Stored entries
%%

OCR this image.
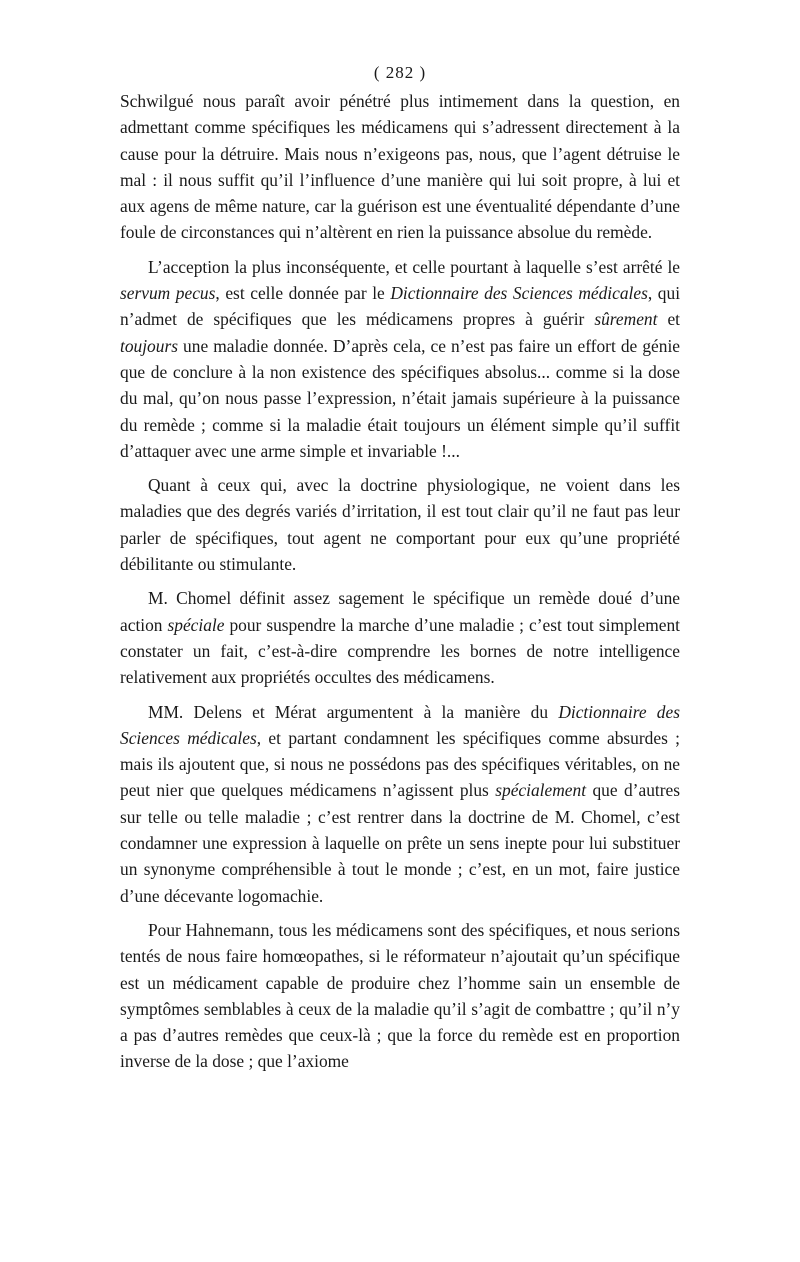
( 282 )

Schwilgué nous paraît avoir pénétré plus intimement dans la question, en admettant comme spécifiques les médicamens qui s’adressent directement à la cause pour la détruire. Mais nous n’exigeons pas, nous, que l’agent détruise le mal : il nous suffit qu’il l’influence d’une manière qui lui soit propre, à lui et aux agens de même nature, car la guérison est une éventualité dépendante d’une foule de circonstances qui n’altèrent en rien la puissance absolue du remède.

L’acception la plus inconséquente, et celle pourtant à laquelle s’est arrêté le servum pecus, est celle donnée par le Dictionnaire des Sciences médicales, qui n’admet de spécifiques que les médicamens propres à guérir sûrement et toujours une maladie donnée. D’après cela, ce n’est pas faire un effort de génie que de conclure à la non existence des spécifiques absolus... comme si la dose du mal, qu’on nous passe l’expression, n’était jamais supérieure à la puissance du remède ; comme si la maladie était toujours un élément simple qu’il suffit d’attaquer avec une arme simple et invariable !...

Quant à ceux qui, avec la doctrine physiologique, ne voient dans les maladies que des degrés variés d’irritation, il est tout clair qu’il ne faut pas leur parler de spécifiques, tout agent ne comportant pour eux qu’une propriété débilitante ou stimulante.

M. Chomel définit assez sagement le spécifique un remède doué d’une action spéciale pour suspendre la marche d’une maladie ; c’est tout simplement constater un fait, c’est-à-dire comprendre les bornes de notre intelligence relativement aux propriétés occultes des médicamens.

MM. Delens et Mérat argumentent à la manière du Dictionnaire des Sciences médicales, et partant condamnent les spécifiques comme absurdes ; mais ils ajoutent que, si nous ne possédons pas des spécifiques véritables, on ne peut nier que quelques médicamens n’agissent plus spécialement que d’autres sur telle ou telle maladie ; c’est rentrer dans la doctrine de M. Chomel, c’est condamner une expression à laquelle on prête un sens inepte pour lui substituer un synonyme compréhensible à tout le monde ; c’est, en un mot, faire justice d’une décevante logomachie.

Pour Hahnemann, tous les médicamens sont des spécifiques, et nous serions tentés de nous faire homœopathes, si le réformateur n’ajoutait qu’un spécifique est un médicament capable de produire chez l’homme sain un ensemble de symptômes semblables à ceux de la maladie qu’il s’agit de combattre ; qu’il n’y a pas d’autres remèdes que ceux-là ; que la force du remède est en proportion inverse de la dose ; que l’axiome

%%
%%

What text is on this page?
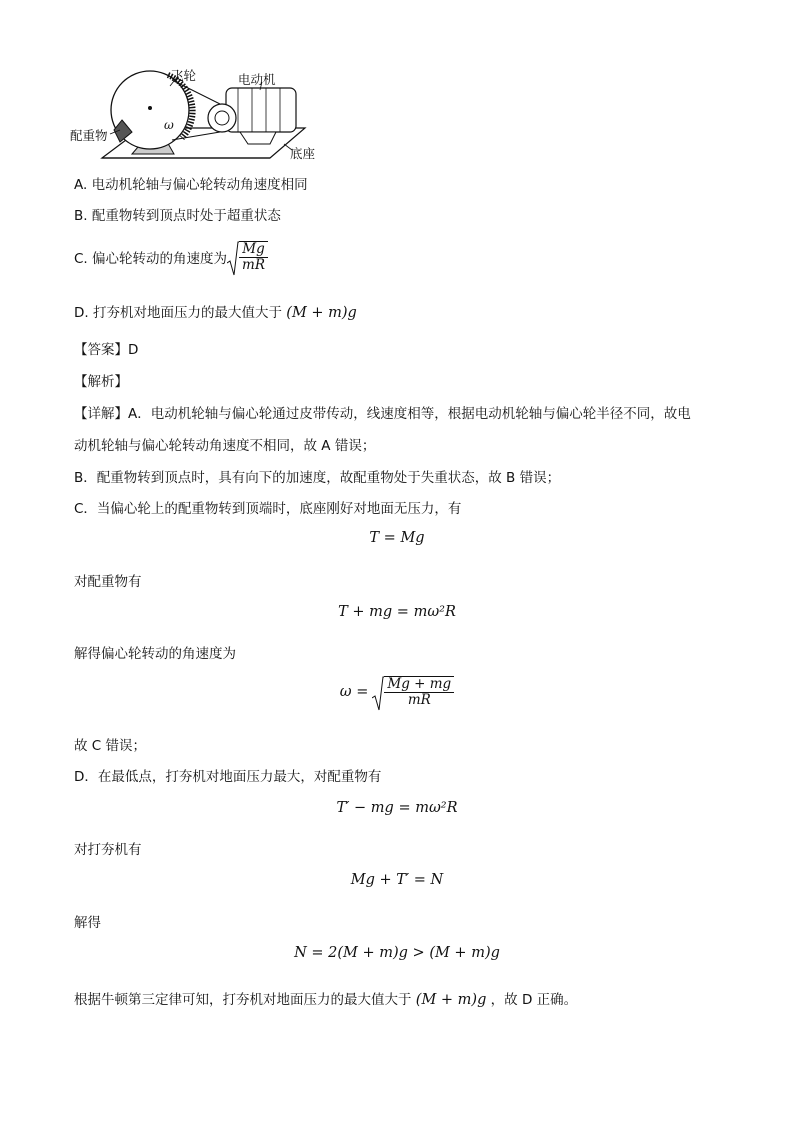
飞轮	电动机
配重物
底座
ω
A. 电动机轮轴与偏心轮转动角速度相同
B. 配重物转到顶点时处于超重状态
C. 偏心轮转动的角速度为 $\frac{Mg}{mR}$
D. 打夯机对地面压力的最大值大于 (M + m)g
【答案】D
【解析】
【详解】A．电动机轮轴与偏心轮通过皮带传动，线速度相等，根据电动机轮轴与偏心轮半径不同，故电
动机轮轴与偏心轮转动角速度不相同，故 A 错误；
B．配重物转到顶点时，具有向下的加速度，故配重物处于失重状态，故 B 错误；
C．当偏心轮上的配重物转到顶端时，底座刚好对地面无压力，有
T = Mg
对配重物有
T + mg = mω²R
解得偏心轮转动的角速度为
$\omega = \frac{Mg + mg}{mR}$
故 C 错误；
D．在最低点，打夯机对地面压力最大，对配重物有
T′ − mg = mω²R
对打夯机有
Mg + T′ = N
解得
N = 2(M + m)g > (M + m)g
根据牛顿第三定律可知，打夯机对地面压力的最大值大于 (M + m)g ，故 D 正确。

%%

**WHAT IS EXPECTED**:
Looking at the entries above, state how many lines contain "plus"; give the number alone.

**TASK ANSWER**:
3